• **Problem description**
Your task is to transcribe all the entries exactly, excluding pictures.

===== Data for this exercise =====

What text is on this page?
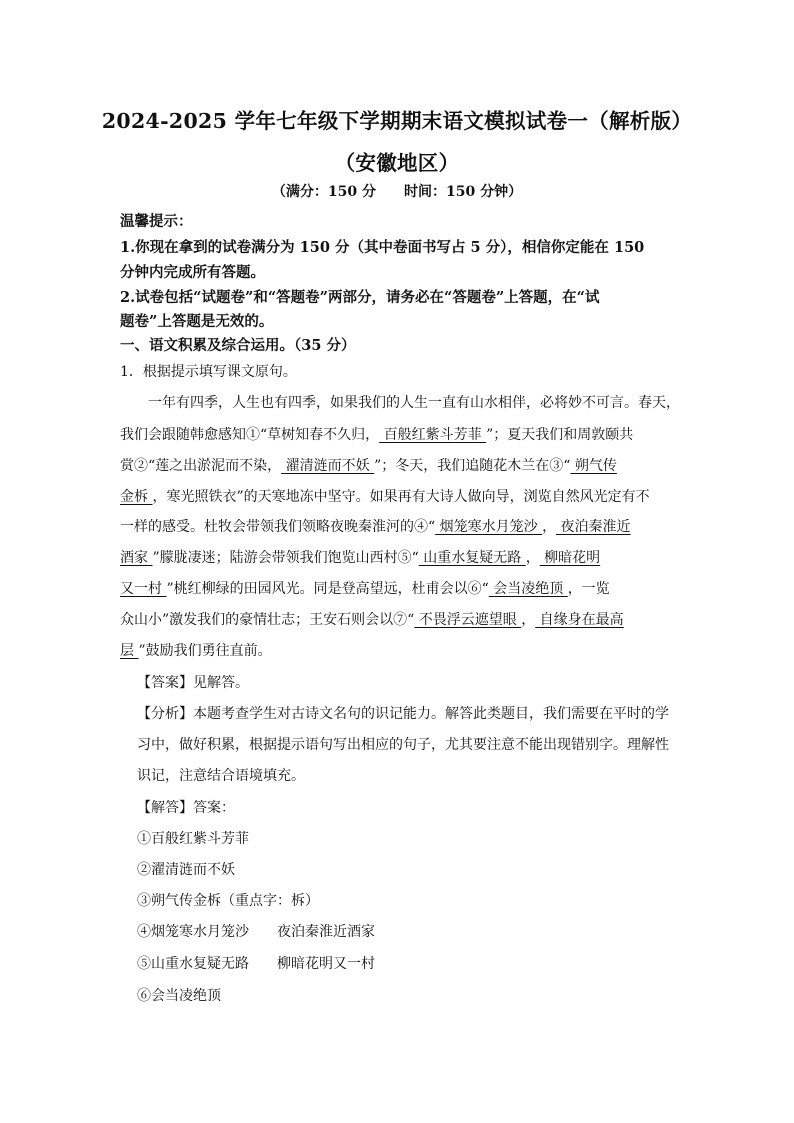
2024-2025 学年七年级下学期期末语文模拟试卷一（解析版）
（安徽地区）
（满分：150 分 时间：150 分钟）
温馨提示：
1.你现在拿到的试卷满分为 150 分（其中卷面书写占 5 分），相信你定能在 150
分钟内完成所有答题。
2.试卷包括“试题卷”和“答题卷”两部分，请务必在“答题卷”上答题，在“试
题卷”上答题是无效的。
一、语文积累及综合运用。（35 分）
1．根据提示填写课文原句。
一年有四季，人生也有四季，如果我们的人生一直有山水相伴，必将妙不可言。春天，
我们会跟随韩愈感知①“草树知春不久归， 百般红紫斗芳菲 ”；夏天我们和周敦颐共
赏②“莲之出淤泥而不染， 濯清涟而不妖 ”；冬天，我们追随花木兰在③“ 朔气传
金柝 ，寒光照铁衣”的天寒地冻中坚守。如果再有大诗人做向导，浏览自然风光定有不
一样的感受。杜牧会带领我们领略夜晚秦淮河的④“ 烟笼寒水月笼沙 ， 夜泊秦淮近
酒家 ”朦胧凄迷；陆游会带领我们饱览山西村⑤“ 山重水复疑无路 ， 柳暗花明
又一村 ”桃红柳绿的田园风光。同是登高望远，杜甫会以⑥“ 会当凌绝顶 ，一览
众山小”激发我们的豪情壮志；王安石则会以⑦“ 不畏浮云遮望眼 ， 自缘身在最高
层 ”鼓励我们勇往直前。
【答案】见解答。
【分析】本题考查学生对古诗文名句的识记能力。解答此类题目，我们需要在平时的学
习中，做好积累，根据提示语句写出相应的句子，尤其要注意不能出现错别字。理解性
识记，注意结合语境填充。
【解答】答案：
①百般红紫斗芳菲
②濯清涟而不妖
③朔气传金柝（重点字：柝）
④烟笼寒水月笼沙 夜泊秦淮近酒家
⑤山重水复疑无路 柳暗花明又一村
⑥会当凌绝顶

=====

• **Output**
What text is on this page?
2024-2025 学年七年级下学期期末语文模拟试卷一（解析版）
（安徽地区）
（满分：150 分 时间：150 分钟）
温馨提示：
1.你现在拿到的试卷满分为 150 分（其中卷面书写占 5 分），相信你定能在 150
分钟内完成所有答题。
2.试卷包括“试题卷”和“答题卷”两部分，请务必在“答题卷”上答题，在“试
题卷”上答题是无效的。
一、语文积累及综合运用。（35 分）
1．根据提示填写课文原句。
一年有四季，人生也有四季，如果我们的人生一直有山水相伴，必将妙不可言。春天，
我们会跟随韩愈感知①“草树知春不久归， 百般红紫斗芳菲 ”；夏天我们和周敦颐共
赏②“莲之出淤泥而不染， 濯清涟而不妖 ”；冬天，我们追随花木兰在③“ 朔气传
金柝 ，寒光照铁衣”的天寒地冻中坚守。如果再有大诗人做向导，浏览自然风光定有不
一样的感受。杜牧会带领我们领略夜晚秦淮河的④“ 烟笼寒水月笼沙 ， 夜泊秦淮近
酒家 ”朦胧凄迷；陆游会带领我们饱览山西村⑤“ 山重水复疑无路 ， 柳暗花明
又一村 ”桃红柳绿的田园风光。同是登高望远，杜甫会以⑥“ 会当凌绝顶 ，一览
众山小”激发我们的豪情壮志；王安石则会以⑦“ 不畏浮云遮望眼 ， 自缘身在最高
层 ”鼓励我们勇往直前。
【答案】见解答。
【分析】本题考查学生对古诗文名句的识记能力。解答此类题目，我们需要在平时的学
习中，做好积累，根据提示语句写出相应的句子，尤其要注意不能出现错别字。理解性
识记，注意结合语境填充。
【解答】答案：
①百般红紫斗芳菲
②濯清涟而不妖
③朔气传金柝（重点字：柝）
④烟笼寒水月笼沙 夜泊秦淮近酒家
⑤山重水复疑无路 柳暗花明又一村
⑥会当凌绝顶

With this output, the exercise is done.